Task statement: Find each line with the string "detail" and copy it.

** start of Task data **

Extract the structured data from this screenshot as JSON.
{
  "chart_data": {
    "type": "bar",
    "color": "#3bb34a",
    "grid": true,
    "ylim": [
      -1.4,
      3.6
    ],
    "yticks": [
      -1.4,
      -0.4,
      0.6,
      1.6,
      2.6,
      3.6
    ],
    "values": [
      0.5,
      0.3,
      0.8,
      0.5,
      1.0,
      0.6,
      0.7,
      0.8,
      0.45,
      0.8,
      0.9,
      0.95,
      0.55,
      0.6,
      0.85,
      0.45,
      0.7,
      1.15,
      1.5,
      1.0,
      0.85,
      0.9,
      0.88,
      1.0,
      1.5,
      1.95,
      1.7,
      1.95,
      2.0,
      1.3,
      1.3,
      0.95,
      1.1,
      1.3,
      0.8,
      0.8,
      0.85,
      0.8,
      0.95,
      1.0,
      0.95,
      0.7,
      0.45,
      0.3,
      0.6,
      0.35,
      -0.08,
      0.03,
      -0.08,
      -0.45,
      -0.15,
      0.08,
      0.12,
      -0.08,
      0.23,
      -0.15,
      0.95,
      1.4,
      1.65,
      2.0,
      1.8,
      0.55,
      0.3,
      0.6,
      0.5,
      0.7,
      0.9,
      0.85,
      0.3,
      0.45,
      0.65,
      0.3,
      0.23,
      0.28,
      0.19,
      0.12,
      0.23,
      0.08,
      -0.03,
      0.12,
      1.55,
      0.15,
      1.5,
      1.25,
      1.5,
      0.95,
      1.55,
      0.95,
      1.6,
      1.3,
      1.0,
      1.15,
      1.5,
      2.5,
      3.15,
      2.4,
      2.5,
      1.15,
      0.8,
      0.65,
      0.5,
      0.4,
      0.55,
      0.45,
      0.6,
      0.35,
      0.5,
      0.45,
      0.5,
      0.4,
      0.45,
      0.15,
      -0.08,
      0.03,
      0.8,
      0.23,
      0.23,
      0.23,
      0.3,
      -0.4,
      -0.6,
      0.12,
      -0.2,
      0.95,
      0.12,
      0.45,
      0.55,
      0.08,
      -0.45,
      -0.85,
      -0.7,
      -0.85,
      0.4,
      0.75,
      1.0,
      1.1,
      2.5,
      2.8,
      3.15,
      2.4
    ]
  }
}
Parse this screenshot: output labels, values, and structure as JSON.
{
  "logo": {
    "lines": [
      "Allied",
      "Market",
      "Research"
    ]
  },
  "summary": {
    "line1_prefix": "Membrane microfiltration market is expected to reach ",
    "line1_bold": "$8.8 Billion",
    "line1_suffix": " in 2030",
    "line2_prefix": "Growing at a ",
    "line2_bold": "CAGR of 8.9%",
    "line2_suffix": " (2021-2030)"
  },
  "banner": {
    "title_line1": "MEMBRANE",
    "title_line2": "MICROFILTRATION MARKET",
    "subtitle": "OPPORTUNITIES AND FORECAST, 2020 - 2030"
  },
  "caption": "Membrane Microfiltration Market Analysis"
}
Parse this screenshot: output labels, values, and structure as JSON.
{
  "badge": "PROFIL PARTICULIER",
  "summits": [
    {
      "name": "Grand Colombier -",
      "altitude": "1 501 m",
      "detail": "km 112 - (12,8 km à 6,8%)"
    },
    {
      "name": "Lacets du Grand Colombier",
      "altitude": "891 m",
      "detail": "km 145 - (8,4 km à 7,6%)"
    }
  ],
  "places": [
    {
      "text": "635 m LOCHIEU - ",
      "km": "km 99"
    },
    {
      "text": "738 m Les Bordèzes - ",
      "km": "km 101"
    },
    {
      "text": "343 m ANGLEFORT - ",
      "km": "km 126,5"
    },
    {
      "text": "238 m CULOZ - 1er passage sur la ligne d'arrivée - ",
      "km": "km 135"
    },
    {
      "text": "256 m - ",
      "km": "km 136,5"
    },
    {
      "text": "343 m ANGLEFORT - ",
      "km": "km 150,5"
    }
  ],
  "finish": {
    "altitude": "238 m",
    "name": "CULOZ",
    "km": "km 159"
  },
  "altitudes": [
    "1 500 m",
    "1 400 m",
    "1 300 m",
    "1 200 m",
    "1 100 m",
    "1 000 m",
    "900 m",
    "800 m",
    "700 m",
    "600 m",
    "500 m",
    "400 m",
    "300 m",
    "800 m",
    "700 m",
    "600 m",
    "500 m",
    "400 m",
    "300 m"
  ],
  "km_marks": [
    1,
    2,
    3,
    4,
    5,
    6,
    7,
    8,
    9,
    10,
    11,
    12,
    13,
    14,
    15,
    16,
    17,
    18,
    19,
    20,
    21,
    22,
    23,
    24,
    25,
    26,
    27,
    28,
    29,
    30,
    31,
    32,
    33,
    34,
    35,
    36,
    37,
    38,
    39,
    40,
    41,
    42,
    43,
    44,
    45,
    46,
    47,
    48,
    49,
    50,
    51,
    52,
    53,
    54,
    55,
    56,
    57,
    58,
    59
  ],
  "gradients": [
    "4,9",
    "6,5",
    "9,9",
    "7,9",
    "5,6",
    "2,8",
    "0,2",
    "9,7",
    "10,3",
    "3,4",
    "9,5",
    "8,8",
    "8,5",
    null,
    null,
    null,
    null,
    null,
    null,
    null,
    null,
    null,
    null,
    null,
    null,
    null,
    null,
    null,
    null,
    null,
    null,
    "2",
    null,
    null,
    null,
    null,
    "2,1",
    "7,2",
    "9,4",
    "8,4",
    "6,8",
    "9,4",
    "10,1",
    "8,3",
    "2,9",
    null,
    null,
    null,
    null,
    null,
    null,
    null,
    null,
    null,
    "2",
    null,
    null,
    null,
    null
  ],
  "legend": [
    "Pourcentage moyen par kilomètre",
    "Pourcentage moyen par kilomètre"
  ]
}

** end of Task data **

Answer:
      "detail": "km 112 - (12,8 km à 6,8%)"
      "detail": "km 145 - (8,4 km à 7,6%)"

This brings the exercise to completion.